* begin *

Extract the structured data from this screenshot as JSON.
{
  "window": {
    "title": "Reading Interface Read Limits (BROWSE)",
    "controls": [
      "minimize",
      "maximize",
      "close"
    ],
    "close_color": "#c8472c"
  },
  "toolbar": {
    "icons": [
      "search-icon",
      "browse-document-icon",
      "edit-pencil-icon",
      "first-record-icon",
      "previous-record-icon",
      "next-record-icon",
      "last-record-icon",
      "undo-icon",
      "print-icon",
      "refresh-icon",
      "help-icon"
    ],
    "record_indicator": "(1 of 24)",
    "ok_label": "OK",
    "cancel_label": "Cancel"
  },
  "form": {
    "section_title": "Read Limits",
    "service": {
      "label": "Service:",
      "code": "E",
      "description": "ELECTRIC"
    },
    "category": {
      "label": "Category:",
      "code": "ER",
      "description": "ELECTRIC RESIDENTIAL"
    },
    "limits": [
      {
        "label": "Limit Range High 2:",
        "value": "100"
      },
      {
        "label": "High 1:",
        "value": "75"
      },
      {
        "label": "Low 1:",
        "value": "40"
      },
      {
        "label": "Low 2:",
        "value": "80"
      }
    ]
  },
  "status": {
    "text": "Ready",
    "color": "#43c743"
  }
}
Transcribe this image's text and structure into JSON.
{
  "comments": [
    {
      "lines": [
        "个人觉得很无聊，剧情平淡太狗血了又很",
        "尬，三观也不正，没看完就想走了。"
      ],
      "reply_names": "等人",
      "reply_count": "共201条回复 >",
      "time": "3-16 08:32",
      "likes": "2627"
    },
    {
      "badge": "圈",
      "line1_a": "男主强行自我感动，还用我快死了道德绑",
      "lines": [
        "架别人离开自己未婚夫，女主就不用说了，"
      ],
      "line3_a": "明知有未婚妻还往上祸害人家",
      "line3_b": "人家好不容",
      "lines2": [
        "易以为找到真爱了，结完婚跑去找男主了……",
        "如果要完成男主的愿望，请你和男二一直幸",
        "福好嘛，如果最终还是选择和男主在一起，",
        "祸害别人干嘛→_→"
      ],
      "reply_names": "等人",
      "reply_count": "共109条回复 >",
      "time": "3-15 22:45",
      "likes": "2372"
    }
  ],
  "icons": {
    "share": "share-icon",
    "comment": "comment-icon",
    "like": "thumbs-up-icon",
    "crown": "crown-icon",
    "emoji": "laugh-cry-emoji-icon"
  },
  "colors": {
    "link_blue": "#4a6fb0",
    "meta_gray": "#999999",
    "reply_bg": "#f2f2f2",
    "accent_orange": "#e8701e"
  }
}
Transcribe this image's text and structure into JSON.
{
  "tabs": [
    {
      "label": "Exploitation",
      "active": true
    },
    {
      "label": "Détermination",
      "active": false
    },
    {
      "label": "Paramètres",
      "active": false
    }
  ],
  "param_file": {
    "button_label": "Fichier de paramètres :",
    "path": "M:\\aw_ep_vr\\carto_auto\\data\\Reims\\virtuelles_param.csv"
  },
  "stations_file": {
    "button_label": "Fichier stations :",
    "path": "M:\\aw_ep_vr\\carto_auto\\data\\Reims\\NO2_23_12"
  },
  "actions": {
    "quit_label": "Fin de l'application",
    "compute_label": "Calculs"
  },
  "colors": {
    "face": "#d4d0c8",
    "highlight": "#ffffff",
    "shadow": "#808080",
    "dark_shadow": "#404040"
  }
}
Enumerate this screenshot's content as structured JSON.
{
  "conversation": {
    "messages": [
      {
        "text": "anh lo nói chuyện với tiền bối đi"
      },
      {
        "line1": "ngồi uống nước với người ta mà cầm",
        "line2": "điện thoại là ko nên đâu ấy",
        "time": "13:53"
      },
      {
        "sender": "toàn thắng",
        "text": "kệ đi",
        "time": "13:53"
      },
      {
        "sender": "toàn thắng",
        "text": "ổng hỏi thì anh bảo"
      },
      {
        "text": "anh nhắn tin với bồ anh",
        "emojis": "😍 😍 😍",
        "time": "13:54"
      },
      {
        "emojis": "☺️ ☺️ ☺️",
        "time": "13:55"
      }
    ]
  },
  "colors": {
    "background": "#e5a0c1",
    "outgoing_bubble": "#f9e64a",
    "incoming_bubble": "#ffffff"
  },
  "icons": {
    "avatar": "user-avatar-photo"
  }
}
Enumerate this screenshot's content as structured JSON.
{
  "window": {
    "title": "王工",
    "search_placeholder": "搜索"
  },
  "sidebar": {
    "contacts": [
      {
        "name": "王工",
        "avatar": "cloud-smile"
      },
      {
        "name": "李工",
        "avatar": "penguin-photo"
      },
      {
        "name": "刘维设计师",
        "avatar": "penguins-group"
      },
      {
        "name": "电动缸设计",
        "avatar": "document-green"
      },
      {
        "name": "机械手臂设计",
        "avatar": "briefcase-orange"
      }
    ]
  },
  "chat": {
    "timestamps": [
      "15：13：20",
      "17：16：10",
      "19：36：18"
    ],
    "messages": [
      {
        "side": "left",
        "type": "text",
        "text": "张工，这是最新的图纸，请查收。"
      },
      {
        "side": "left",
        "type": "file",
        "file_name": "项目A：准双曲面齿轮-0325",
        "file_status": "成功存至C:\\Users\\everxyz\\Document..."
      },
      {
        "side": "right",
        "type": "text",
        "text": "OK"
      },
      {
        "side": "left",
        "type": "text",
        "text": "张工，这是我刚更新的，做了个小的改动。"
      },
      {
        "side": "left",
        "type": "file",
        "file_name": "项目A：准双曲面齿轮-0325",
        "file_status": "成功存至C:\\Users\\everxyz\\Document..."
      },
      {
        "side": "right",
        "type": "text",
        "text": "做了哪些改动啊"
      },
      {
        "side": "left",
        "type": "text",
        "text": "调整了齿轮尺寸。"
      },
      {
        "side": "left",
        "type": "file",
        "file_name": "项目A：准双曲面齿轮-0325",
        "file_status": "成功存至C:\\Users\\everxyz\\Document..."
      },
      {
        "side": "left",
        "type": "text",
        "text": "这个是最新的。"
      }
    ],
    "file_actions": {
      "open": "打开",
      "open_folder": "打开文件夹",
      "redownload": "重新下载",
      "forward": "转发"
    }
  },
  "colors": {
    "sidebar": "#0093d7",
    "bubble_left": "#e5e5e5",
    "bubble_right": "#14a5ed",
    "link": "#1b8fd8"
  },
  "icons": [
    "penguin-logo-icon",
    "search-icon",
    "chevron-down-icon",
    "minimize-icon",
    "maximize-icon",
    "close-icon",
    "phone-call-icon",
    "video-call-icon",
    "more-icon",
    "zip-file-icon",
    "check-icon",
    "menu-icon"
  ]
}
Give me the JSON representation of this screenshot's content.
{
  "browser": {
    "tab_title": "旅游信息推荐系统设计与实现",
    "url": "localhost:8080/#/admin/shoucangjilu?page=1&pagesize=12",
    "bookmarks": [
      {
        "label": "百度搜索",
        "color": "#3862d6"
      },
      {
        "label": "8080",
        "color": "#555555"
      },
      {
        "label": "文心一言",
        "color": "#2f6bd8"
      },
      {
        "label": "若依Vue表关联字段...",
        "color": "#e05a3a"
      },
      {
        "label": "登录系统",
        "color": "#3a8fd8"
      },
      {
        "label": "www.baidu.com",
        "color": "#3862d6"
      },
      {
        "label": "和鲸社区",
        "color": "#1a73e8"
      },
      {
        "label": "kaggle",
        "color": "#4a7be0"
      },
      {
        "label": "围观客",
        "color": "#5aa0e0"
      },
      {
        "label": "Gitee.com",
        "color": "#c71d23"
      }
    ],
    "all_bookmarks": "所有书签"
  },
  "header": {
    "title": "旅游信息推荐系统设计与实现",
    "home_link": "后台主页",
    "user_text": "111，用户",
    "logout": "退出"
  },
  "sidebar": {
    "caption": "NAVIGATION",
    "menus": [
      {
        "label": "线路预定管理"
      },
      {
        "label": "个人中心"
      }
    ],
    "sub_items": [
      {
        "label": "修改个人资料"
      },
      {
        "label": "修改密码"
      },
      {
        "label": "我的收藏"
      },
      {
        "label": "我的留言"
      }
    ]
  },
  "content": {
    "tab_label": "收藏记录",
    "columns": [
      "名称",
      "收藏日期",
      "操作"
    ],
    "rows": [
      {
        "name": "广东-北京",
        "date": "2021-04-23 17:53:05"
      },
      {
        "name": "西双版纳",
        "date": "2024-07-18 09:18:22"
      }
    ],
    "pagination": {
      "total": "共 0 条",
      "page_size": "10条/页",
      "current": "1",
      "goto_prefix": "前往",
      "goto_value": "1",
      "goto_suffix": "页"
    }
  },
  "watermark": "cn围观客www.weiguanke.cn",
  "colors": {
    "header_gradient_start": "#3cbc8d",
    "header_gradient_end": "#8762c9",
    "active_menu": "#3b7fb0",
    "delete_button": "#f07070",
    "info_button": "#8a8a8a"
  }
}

* end *

◆ **Exercise objective**
Of the lines in the data, how many contain the word "description"? Provide the number and nothing further.

◆ **Full output**
2